- [WHAT IS BEING ASKED]: Reproduce the listing below exactly. Pictures do not belong in the copy.

** START **

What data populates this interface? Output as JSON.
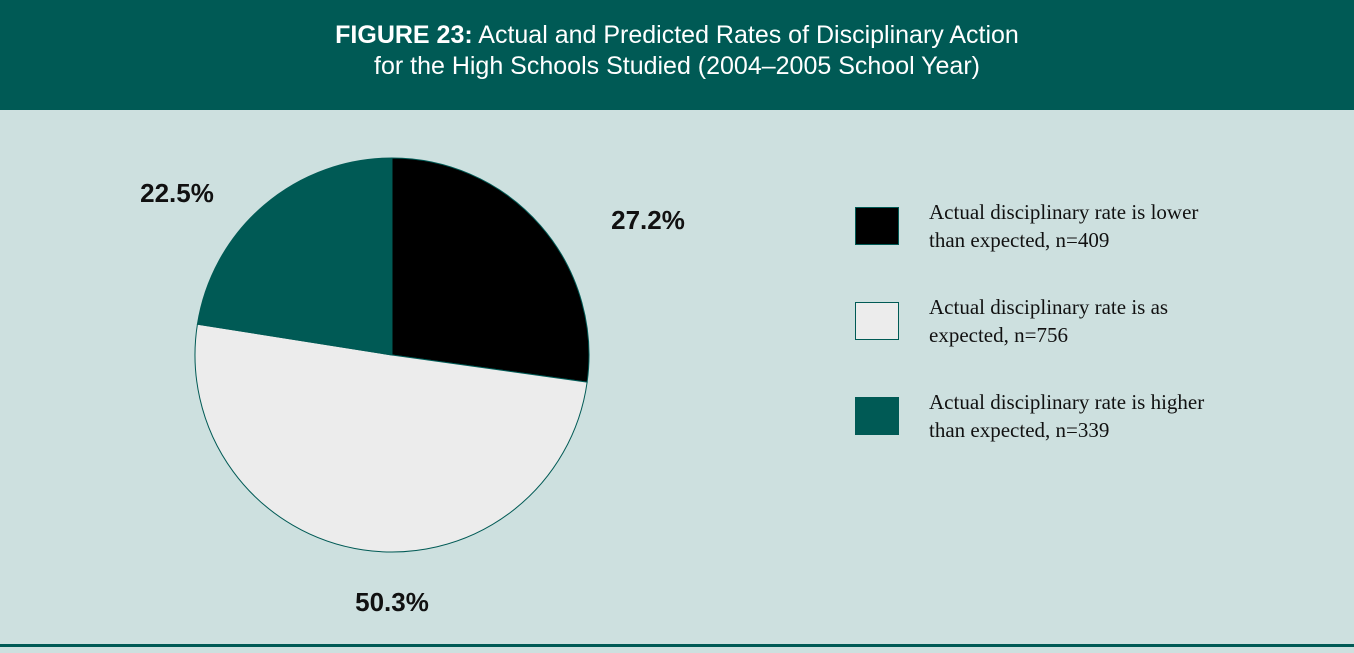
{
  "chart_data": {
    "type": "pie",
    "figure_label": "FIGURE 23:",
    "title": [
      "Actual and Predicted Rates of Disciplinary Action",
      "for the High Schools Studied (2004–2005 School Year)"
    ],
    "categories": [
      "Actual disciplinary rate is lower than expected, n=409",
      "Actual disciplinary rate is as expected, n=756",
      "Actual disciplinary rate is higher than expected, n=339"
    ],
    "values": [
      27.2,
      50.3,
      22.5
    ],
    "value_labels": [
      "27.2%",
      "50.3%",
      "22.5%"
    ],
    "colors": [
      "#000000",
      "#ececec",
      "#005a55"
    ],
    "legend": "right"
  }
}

** END **

- [EXERCISE SOLUTION]:
What data populates this interface? Output as JSON.
{
  "chart_data": {
    "type": "pie",
    "figure_label": "FIGURE 23:",
    "title": [
      "Actual and Predicted Rates of Disciplinary Action",
      "for the High Schools Studied (2004–2005 School Year)"
    ],
    "categories": [
      "Actual disciplinary rate is lower than expected, n=409",
      "Actual disciplinary rate is as expected, n=756",
      "Actual disciplinary rate is higher than expected, n=339"
    ],
    "values": [
      27.2,
      50.3,
      22.5
    ],
    "value_labels": [
      "27.2%",
      "50.3%",
      "22.5%"
    ],
    "colors": [
      "#000000",
      "#ececec",
      "#005a55"
    ],
    "legend": "right"
  }
}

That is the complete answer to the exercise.